(Beginning of DATA TO EXAMINE)

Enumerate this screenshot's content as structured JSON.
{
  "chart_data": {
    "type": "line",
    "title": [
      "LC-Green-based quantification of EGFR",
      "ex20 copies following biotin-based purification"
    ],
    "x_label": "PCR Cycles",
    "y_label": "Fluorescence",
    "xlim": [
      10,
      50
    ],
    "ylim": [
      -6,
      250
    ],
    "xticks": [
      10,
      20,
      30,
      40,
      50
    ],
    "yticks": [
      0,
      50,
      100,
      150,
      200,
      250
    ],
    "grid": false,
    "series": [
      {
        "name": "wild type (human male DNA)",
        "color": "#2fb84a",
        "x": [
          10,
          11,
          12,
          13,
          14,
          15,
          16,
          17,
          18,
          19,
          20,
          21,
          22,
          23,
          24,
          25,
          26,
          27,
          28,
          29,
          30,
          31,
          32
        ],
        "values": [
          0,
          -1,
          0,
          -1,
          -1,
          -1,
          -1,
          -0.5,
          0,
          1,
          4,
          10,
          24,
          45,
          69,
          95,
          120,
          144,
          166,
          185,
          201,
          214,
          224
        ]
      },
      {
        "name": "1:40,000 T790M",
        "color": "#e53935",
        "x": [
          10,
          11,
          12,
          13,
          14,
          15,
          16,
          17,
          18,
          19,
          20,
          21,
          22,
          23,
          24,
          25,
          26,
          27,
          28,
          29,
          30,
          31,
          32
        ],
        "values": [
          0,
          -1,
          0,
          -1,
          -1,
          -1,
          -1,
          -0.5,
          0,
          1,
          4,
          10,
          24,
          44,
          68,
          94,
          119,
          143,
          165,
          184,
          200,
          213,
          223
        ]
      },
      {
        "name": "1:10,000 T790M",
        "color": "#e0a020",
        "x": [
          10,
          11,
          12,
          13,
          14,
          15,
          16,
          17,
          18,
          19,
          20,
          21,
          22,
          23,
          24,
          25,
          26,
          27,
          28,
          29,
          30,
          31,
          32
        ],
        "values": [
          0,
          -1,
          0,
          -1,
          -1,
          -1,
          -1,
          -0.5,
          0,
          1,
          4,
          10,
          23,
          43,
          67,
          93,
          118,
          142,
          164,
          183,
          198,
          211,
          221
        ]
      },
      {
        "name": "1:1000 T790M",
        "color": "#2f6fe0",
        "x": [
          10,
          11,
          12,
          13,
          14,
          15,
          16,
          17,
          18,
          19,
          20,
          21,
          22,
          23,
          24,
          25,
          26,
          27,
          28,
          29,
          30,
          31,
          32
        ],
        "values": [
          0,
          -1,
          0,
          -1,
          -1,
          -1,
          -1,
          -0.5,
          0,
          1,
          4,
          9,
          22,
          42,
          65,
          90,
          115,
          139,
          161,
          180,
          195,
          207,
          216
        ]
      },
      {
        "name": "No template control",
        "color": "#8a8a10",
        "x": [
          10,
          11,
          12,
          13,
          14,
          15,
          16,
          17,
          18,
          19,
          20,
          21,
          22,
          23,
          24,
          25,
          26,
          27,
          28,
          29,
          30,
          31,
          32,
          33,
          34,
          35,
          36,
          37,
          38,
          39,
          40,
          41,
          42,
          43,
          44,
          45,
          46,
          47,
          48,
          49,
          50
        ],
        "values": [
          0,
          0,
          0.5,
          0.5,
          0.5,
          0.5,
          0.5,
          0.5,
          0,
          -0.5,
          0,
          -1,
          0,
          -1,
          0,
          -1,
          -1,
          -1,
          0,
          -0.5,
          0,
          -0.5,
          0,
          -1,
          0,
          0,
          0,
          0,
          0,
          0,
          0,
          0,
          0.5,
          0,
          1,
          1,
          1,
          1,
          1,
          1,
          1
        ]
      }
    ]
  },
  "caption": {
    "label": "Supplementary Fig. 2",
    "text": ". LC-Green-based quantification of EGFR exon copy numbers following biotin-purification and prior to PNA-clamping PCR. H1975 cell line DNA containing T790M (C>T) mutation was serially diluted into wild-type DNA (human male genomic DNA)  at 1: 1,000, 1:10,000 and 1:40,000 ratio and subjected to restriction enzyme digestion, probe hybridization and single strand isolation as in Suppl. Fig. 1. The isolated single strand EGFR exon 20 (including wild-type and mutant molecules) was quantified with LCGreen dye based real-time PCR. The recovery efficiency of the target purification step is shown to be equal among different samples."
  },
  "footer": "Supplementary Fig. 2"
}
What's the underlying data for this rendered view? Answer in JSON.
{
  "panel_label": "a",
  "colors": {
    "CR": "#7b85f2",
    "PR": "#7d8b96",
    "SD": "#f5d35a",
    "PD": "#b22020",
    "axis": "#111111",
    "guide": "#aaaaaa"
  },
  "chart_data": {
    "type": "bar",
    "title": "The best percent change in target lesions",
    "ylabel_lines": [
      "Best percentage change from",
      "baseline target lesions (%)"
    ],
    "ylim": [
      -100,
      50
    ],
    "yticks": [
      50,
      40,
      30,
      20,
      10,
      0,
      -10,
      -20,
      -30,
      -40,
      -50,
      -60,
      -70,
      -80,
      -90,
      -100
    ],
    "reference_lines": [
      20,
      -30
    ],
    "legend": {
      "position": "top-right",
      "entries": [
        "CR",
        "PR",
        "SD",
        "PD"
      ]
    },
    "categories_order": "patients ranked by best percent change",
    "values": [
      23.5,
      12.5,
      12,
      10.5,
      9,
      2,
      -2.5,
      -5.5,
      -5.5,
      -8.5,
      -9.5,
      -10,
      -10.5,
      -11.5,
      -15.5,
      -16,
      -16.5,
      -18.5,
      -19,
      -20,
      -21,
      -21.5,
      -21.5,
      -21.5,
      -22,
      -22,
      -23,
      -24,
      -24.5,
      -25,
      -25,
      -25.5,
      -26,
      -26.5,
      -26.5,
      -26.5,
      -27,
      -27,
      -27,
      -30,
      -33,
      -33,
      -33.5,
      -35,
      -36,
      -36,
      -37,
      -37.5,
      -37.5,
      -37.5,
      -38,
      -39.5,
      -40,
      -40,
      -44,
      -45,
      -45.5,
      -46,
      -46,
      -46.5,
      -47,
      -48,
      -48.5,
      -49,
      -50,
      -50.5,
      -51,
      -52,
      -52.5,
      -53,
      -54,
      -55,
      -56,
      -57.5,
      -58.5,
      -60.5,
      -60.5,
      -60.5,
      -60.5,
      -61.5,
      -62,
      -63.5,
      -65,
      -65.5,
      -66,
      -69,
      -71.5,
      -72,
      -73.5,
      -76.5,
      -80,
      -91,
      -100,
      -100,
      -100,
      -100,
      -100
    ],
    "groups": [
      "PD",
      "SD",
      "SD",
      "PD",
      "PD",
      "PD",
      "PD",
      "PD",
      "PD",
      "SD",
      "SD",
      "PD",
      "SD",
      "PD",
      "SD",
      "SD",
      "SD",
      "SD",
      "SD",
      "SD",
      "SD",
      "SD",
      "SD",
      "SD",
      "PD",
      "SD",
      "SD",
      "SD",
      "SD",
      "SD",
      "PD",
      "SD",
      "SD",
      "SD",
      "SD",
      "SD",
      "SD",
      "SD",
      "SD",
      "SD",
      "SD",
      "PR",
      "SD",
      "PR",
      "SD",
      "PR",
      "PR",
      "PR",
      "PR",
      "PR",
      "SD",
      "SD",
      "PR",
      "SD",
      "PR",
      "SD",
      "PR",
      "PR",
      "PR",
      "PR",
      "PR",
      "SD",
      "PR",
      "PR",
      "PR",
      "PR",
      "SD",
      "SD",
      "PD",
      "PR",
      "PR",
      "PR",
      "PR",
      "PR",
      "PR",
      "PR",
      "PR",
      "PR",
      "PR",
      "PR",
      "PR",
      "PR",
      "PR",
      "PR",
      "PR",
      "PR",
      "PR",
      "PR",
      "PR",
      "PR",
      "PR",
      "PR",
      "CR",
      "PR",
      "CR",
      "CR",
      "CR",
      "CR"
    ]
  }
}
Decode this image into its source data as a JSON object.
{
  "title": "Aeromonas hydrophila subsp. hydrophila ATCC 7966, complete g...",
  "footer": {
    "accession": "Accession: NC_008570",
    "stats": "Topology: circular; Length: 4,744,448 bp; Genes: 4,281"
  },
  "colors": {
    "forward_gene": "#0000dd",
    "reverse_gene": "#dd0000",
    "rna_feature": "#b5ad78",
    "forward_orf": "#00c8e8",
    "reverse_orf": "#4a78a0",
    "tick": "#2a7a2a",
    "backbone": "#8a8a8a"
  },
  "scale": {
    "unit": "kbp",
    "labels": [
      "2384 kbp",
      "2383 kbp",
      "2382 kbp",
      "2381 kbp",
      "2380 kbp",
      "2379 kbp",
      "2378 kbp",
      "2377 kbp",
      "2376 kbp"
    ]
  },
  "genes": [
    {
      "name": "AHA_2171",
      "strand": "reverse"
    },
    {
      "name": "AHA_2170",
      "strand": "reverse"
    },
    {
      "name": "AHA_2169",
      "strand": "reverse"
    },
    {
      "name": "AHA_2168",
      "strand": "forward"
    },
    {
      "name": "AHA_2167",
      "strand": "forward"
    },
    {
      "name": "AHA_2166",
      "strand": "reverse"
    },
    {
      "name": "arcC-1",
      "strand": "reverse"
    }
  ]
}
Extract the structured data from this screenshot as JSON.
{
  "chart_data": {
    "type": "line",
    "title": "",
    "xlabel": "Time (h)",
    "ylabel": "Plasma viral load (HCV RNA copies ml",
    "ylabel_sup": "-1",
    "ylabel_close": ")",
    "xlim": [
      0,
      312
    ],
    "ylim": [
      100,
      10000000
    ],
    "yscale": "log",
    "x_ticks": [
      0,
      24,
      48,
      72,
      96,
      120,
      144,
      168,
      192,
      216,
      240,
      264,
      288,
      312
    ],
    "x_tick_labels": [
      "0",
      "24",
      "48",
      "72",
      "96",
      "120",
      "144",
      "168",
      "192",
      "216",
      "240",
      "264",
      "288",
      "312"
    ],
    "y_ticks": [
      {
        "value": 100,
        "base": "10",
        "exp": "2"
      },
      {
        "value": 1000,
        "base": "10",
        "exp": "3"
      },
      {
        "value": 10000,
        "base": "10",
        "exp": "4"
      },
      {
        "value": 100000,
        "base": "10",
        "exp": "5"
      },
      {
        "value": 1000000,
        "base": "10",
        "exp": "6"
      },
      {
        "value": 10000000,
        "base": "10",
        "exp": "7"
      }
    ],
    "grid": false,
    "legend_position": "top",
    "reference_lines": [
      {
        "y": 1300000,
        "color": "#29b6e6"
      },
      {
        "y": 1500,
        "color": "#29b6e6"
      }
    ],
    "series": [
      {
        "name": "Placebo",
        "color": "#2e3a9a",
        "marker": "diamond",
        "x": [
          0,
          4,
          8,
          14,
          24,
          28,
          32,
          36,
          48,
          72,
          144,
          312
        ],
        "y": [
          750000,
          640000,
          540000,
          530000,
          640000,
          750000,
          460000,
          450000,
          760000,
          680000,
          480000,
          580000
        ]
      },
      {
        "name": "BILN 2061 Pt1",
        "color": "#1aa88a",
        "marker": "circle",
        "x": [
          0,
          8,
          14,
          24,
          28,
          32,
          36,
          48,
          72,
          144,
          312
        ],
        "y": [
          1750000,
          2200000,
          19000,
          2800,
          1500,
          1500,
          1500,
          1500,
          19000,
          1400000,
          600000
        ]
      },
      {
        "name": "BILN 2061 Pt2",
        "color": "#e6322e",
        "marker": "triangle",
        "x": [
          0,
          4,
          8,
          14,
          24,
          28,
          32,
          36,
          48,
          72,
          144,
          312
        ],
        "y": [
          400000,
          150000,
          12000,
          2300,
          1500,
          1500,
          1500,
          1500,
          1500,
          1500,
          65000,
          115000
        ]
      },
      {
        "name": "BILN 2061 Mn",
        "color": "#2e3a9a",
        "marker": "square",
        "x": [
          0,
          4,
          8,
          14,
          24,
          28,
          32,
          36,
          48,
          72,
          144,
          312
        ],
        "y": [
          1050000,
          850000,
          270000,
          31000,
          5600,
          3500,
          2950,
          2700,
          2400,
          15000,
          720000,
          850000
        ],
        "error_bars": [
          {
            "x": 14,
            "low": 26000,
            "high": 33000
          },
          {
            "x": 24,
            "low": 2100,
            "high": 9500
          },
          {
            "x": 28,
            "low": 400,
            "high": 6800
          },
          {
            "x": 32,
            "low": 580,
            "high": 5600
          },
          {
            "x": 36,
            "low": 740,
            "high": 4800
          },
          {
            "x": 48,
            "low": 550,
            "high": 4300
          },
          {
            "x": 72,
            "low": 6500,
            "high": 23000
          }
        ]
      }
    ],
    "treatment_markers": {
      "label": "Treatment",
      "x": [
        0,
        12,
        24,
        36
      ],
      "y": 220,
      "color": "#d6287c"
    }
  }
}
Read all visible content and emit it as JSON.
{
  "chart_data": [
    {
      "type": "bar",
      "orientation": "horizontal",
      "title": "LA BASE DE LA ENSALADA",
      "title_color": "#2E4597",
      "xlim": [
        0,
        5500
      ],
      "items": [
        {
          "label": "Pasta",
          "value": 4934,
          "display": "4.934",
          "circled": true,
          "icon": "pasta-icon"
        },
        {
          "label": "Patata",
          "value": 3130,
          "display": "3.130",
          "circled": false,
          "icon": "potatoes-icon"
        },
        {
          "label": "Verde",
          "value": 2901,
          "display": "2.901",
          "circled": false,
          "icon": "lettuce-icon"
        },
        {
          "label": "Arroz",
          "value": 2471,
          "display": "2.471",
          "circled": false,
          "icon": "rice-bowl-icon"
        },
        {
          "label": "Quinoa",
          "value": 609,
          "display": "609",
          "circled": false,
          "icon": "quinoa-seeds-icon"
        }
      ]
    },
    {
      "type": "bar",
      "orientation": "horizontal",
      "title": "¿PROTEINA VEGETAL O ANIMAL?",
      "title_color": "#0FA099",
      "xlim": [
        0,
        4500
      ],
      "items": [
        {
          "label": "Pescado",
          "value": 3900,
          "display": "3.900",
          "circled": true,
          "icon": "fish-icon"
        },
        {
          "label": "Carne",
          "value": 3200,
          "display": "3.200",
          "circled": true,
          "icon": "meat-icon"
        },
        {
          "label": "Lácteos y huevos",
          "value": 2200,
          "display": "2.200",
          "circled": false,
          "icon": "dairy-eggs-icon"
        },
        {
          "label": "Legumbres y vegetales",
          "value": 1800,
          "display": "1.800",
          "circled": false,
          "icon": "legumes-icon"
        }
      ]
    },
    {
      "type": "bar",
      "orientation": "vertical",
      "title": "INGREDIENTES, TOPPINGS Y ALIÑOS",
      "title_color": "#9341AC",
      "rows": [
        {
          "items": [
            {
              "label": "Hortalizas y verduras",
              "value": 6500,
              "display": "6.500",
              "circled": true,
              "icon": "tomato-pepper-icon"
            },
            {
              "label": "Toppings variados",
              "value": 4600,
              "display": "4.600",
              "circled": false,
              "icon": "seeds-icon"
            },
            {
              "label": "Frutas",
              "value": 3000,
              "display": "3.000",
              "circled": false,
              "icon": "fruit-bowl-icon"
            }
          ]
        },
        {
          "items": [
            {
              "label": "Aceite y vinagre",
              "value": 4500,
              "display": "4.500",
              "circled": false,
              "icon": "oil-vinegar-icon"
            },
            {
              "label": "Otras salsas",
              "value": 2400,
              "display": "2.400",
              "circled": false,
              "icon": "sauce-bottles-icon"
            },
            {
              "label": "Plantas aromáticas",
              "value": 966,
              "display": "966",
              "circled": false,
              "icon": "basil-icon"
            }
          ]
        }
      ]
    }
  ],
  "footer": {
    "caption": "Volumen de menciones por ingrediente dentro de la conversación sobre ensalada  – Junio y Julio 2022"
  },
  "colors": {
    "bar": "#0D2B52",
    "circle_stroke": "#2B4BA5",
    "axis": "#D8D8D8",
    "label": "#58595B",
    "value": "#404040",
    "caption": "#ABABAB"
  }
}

(End of DATA TO EXAMINE)

▶ WHAT IS EXPECTED
Please count the lines above that contain the string "caption" and reply with the number alone.

▶ ANSWER SECTION
3